Task goal » Copy every entry exactly.

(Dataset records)
————

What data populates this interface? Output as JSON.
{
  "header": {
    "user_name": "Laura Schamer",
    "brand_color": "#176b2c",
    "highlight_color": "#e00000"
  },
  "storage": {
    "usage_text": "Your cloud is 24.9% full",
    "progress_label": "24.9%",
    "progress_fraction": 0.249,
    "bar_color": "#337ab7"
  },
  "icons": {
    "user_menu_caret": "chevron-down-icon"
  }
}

————

Full answer »
What data populates this interface? Output as JSON.
{
  "header": {
    "user_name": "Laura Schamer",
    "brand_color": "#176b2c",
    "highlight_color": "#e00000"
  },
  "storage": {
    "usage_text": "Your cloud is 24.9% full",
    "progress_label": "24.9%",
    "progress_fraction": 0.249,
    "bar_color": "#337ab7"
  },
  "icons": {
    "user_menu_caret": "chevron-down-icon"
  }
}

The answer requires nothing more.